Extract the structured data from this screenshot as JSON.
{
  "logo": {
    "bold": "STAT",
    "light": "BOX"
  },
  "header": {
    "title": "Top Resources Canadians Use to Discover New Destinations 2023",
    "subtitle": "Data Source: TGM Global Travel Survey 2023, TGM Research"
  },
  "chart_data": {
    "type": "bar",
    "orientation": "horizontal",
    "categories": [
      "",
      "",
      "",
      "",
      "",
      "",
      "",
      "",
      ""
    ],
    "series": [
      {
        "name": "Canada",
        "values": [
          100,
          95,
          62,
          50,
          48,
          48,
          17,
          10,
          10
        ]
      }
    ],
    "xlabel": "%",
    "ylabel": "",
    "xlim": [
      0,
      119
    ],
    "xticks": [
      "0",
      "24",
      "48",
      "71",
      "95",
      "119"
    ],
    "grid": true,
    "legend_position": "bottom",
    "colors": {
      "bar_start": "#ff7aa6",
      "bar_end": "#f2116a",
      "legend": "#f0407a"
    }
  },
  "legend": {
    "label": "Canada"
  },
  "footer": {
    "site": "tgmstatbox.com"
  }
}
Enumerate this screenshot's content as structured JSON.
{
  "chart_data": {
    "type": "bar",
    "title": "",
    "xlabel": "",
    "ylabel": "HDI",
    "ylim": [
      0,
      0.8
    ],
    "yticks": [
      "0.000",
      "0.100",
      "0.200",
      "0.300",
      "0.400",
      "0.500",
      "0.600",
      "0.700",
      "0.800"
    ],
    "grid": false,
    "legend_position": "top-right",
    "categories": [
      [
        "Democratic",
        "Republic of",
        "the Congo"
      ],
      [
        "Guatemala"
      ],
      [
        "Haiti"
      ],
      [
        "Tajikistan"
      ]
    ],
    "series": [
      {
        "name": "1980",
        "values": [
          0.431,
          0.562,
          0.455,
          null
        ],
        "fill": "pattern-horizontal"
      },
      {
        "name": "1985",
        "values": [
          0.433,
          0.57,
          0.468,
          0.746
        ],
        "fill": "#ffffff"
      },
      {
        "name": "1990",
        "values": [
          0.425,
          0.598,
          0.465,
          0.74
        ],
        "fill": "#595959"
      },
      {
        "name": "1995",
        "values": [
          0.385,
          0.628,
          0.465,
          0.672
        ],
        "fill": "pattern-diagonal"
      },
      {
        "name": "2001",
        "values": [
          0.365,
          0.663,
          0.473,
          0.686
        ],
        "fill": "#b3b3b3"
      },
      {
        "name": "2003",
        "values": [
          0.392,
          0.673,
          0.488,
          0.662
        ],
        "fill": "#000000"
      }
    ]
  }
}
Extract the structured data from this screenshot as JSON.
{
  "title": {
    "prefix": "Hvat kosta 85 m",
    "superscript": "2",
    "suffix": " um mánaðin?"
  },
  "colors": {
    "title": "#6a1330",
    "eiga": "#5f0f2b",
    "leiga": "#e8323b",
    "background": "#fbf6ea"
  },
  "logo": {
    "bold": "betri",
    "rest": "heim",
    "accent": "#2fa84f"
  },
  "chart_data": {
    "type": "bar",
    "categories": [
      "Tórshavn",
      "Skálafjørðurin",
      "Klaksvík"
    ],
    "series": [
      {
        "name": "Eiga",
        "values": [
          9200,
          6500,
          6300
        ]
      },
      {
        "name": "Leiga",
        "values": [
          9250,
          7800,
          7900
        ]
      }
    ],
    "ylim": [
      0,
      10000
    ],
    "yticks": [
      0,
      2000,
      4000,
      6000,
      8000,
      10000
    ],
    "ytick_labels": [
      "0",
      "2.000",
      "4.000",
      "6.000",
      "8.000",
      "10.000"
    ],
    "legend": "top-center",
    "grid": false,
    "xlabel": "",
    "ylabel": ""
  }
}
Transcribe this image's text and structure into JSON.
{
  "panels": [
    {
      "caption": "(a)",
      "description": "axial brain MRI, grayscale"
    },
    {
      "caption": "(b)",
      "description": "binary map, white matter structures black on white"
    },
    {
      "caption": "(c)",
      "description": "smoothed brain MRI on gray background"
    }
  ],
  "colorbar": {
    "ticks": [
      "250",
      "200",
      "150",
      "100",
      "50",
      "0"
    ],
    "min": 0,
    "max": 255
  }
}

====

What the task requires
Exactly reproduce every line found in the records.

Answer to the exercise
Extract the structured data from this screenshot as JSON.
{
  "logo": {
    "bold": "STAT",
    "light": "BOX"
  },
  "header": {
    "title": "Top Resources Canadians Use to Discover New Destinations 2023",
    "subtitle": "Data Source: TGM Global Travel Survey 2023, TGM Research"
  },
  "chart_data": {
    "type": "bar",
    "orientation": "horizontal",
    "categories": [
      "",
      "",
      "",
      "",
      "",
      "",
      "",
      "",
      ""
    ],
    "series": [
      {
        "name": "Canada",
        "values": [
          100,
          95,
          62,
          50,
          48,
          48,
          17,
          10,
          10
        ]
      }
    ],
    "xlabel": "%",
    "ylabel": "",
    "xlim": [
      0,
      119
    ],
    "xticks": [
      "0",
      "24",
      "48",
      "71",
      "95",
      "119"
    ],
    "grid": true,
    "legend_position": "bottom",
    "colors": {
      "bar_start": "#ff7aa6",
      "bar_end": "#f2116a",
      "legend": "#f0407a"
    }
  },
  "legend": {
    "label": "Canada"
  },
  "footer": {
    "site": "tgmstatbox.com"
  }
}
Enumerate this screenshot's content as structured JSON.
{
  "chart_data": {
    "type": "bar",
    "title": "",
    "xlabel": "",
    "ylabel": "HDI",
    "ylim": [
      0,
      0.8
    ],
    "yticks": [
      "0.000",
      "0.100",
      "0.200",
      "0.300",
      "0.400",
      "0.500",
      "0.600",
      "0.700",
      "0.800"
    ],
    "grid": false,
    "legend_position": "top-right",
    "categories": [
      [
        "Democratic",
        "Republic of",
        "the Congo"
      ],
      [
        "Guatemala"
      ],
      [
        "Haiti"
      ],
      [
        "Tajikistan"
      ]
    ],
    "series": [
      {
        "name": "1980",
        "values": [
          0.431,
          0.562,
          0.455,
          null
        ],
        "fill": "pattern-horizontal"
      },
      {
        "name": "1985",
        "values": [
          0.433,
          0.57,
          0.468,
          0.746
        ],
        "fill": "#ffffff"
      },
      {
        "name": "1990",
        "values": [
          0.425,
          0.598,
          0.465,
          0.74
        ],
        "fill": "#595959"
      },
      {
        "name": "1995",
        "values": [
          0.385,
          0.628,
          0.465,
          0.672
        ],
        "fill": "pattern-diagonal"
      },
      {
        "name": "2001",
        "values": [
          0.365,
          0.663,
          0.473,
          0.686
        ],
        "fill": "#b3b3b3"
      },
      {
        "name": "2003",
        "values": [
          0.392,
          0.673,
          0.488,
          0.662
        ],
        "fill": "#000000"
      }
    ]
  }
}
Extract the structured data from this screenshot as JSON.
{
  "title": {
    "prefix": "Hvat kosta 85 m",
    "superscript": "2",
    "suffix": " um mánaðin?"
  },
  "colors": {
    "title": "#6a1330",
    "eiga": "#5f0f2b",
    "leiga": "#e8323b",
    "background": "#fbf6ea"
  },
  "logo": {
    "bold": "betri",
    "rest": "heim",
    "accent": "#2fa84f"
  },
  "chart_data": {
    "type": "bar",
    "categories": [
      "Tórshavn",
      "Skálafjørðurin",
      "Klaksvík"
    ],
    "series": [
      {
        "name": "Eiga",
        "values": [
          9200,
          6500,
          6300
        ]
      },
      {
        "name": "Leiga",
        "values": [
          9250,
          7800,
          7900
        ]
      }
    ],
    "ylim": [
      0,
      10000
    ],
    "yticks": [
      0,
      2000,
      4000,
      6000,
      8000,
      10000
    ],
    "ytick_labels": [
      "0",
      "2.000",
      "4.000",
      "6.000",
      "8.000",
      "10.000"
    ],
    "legend": "top-center",
    "grid": false,
    "xlabel": "",
    "ylabel": ""
  }
}
Transcribe this image's text and structure into JSON.
{
  "panels": [
    {
      "caption": "(a)",
      "description": "axial brain MRI, grayscale"
    },
    {
      "caption": "(b)",
      "description": "binary map, white matter structures black on white"
    },
    {
      "caption": "(c)",
      "description": "smoothed brain MRI on gray background"
    }
  ],
  "colorbar": {
    "ticks": [
      "250",
      "200",
      "150",
      "100",
      "50",
      "0"
    ],
    "min": 0,
    "max": 255
  }
}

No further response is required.